PROBLEMS AND TASKS:
• A. Please echo the passage on birthright citizenship, starting with "I think it's quite" and going on through "challenging Harris's eligibility.".
• B. According to the passage on birthright citizenship, who brought the 2008 lawsuit challenging John McCain's qualification as a "natural-born citizen"?

PASSAGE TO READ:
I think it's quite unlikely that this will lead to a Supreme Court decision on the question of birthright citizenship in general.

Consider what would have to happen to get to that point:

  • Someone would have to file a lawsuit in US District Court challenging Harris's eligibility.

  • That plaintiff would have to have standing to sue; otherwise the lawsuit would be dismissed. A random voter would not. A rival candidate probably would; various people in the Trump administration and campaign have said that they do not contest Harris's citizenship, though conceivably a third-party candidate could also have standing.

    For comparison, there were challenges to John McCain's qualification as a "natural-born citizen" when he ran for president in 2008. A lawsuit was brought by the leader of the American Independent Party (not the AIP candidate himself), but was dismissed partly on the grounds that he lacked standing. See Robinson v. Bowen.

  • The decision of the District Court would have to be appealed by the losing side, first to the Circuit Court of Appeals and then to the Supreme Court. I don't know the precise criteria under which the Circuit Court would have to consider the appeal, but the Supreme Court would have discretion whether to hear an appeal (grant certiorari) or not. If it declined then the lower court's decision would stand, and if they feel that the lower court's decision was clearly correct, that's what they would probably do. Most commentators (other than Eastman) seem to think that it is well established in case law that someone in Harris's position is a citizen from birth, and so assuming that lower courts ruled that way, I think it's unlikely that the Supreme Court would feel the need to take up the case.

MATERIAL:
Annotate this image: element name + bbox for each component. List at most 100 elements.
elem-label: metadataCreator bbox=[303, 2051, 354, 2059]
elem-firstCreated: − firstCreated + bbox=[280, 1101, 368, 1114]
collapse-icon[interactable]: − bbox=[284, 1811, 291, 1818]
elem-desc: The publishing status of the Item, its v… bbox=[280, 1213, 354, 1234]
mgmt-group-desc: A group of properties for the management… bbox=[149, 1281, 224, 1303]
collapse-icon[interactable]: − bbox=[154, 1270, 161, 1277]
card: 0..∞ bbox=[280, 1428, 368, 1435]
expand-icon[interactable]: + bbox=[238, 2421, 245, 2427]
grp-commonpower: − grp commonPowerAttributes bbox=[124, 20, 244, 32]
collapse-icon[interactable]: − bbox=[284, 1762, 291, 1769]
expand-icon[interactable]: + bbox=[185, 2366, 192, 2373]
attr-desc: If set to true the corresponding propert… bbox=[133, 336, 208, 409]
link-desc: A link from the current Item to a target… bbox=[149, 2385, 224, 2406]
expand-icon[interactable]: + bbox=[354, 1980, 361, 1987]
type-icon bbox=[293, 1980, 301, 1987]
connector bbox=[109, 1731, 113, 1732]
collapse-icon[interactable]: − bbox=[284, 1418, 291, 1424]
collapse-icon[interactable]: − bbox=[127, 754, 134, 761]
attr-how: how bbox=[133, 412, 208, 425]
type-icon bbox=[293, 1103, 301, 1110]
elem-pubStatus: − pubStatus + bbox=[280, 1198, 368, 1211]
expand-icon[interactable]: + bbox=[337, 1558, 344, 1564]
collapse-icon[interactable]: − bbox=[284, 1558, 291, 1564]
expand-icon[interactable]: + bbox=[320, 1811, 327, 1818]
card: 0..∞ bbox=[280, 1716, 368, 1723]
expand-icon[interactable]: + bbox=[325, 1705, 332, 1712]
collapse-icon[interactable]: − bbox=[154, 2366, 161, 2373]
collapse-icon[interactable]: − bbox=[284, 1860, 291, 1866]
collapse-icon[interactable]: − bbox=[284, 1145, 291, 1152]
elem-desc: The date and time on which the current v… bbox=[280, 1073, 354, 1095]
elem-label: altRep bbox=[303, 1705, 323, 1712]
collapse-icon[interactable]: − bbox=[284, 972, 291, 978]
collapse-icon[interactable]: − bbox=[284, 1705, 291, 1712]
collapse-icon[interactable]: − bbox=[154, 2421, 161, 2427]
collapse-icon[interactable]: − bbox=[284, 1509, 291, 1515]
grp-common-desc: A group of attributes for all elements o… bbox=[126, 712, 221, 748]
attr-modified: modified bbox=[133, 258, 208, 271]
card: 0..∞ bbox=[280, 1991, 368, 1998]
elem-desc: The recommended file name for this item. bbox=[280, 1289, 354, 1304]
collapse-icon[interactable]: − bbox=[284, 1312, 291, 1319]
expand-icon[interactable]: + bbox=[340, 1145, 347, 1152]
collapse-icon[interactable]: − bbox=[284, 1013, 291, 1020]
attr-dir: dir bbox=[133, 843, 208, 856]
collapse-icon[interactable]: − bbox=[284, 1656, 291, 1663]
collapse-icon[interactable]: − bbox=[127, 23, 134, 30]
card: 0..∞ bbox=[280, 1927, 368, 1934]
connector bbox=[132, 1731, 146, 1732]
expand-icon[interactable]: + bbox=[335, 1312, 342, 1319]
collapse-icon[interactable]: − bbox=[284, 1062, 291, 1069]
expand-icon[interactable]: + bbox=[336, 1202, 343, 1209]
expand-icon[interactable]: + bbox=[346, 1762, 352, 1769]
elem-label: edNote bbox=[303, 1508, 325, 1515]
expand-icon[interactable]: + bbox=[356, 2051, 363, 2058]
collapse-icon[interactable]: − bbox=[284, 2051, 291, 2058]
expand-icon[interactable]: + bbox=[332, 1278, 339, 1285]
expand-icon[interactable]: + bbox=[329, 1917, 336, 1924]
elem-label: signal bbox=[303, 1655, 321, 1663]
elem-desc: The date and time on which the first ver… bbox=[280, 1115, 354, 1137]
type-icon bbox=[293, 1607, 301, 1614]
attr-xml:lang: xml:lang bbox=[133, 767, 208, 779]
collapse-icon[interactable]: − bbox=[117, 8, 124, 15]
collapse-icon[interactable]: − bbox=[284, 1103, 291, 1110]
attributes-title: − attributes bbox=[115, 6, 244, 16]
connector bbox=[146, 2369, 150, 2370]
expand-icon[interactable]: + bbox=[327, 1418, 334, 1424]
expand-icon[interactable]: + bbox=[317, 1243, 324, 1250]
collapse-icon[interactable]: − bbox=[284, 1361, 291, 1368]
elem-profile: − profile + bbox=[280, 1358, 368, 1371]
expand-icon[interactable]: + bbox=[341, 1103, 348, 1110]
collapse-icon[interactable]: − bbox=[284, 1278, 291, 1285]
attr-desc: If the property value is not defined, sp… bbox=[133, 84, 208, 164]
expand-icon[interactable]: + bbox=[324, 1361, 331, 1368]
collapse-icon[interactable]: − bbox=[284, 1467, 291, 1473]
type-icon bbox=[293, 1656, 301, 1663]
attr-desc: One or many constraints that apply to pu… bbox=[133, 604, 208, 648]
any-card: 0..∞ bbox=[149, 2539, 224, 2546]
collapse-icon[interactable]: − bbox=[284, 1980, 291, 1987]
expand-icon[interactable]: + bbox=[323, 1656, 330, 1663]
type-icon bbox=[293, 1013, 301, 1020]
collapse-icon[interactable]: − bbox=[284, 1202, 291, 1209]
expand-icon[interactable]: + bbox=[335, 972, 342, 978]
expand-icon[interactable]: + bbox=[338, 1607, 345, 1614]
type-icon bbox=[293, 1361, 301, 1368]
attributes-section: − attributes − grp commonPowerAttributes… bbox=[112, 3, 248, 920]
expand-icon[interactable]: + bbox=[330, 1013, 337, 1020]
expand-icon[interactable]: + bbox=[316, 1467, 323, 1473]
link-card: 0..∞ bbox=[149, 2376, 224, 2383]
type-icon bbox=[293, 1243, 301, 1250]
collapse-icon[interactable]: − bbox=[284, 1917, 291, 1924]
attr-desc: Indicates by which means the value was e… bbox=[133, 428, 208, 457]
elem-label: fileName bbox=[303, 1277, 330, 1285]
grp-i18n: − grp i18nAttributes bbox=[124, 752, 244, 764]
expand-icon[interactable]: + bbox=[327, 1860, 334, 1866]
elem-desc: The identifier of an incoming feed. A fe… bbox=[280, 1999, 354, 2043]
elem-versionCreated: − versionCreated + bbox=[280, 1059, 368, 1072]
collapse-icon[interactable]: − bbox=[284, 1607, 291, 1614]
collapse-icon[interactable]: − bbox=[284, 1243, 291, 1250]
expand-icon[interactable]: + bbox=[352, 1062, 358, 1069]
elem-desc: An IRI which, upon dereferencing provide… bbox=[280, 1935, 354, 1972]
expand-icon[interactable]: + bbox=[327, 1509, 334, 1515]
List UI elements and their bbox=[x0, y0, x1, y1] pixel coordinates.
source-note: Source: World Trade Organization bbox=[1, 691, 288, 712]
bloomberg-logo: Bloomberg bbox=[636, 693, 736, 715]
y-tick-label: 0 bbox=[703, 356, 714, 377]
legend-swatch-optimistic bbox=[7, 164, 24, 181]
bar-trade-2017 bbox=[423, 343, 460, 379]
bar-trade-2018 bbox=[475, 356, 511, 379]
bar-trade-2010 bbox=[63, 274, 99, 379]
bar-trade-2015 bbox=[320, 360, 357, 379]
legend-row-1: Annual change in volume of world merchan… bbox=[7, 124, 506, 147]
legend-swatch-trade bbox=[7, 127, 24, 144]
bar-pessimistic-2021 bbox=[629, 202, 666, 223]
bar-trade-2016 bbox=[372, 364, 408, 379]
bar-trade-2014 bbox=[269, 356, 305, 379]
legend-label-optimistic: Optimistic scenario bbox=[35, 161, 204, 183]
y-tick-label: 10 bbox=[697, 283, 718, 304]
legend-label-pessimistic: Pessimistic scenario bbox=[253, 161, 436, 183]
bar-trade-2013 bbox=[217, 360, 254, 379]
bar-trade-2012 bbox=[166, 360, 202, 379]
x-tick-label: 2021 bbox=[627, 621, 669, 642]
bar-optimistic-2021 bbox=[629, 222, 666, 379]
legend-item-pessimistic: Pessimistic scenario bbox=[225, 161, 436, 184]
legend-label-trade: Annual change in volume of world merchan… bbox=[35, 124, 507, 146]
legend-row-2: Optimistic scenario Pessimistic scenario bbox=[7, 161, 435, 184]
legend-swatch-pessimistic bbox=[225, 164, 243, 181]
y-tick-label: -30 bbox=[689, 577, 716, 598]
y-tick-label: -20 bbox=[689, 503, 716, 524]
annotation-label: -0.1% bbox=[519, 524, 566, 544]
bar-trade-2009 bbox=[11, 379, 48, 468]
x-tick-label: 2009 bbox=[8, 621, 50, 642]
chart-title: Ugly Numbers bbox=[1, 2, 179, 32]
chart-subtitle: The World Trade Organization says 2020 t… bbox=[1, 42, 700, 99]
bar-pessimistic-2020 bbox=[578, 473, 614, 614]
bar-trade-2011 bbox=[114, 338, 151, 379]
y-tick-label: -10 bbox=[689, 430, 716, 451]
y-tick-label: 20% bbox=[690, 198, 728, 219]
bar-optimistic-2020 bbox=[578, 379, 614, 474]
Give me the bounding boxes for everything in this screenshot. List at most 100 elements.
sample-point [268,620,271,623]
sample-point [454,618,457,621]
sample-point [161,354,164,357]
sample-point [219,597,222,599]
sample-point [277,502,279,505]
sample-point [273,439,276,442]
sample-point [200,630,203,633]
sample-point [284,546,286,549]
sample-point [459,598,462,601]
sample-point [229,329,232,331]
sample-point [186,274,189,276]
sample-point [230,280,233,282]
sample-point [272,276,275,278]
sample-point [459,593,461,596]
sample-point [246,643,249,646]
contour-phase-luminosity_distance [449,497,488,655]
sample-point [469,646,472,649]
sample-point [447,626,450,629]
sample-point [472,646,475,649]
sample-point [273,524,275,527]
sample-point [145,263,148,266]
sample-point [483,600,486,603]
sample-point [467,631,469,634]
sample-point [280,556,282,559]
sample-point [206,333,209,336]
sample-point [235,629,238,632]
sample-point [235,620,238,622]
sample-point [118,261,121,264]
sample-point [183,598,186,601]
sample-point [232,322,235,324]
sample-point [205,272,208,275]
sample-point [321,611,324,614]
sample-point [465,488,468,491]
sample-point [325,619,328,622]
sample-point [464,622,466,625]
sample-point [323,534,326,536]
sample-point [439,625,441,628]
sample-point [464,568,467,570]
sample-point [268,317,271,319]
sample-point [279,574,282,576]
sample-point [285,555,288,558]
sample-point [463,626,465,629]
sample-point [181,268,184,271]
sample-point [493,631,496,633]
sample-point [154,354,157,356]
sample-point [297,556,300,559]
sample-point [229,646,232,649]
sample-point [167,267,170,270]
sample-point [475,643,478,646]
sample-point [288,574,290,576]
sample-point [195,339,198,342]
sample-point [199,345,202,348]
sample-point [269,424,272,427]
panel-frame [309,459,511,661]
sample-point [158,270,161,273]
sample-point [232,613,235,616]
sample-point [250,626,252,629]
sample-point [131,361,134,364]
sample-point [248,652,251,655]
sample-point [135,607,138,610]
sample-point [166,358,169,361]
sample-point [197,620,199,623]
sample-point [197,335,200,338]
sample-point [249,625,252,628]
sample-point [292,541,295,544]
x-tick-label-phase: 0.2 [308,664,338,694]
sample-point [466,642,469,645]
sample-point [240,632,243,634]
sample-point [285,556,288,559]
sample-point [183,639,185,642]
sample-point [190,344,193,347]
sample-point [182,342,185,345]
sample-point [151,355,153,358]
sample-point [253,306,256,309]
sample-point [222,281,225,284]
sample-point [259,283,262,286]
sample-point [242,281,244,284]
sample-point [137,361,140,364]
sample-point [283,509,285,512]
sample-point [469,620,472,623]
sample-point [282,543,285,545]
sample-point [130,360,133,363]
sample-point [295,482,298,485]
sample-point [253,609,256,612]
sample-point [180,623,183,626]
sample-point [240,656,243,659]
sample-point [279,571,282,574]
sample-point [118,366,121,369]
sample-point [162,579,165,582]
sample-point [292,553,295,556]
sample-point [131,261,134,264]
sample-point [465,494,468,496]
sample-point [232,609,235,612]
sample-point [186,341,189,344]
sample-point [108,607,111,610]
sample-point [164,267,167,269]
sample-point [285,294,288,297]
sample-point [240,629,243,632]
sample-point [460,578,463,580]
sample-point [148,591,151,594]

RESULTS FOR THE EXERCISE:
• A.
I think it's quite unlikely that this will lead to a Supreme Court decision on the question of birthright citizenship in general.

Consider what would have to happen to get to that point:

  • Someone would have to file a lawsuit in US District Court challenging Harris's eligibility.

• B. The leader of the American Independent Party brought it.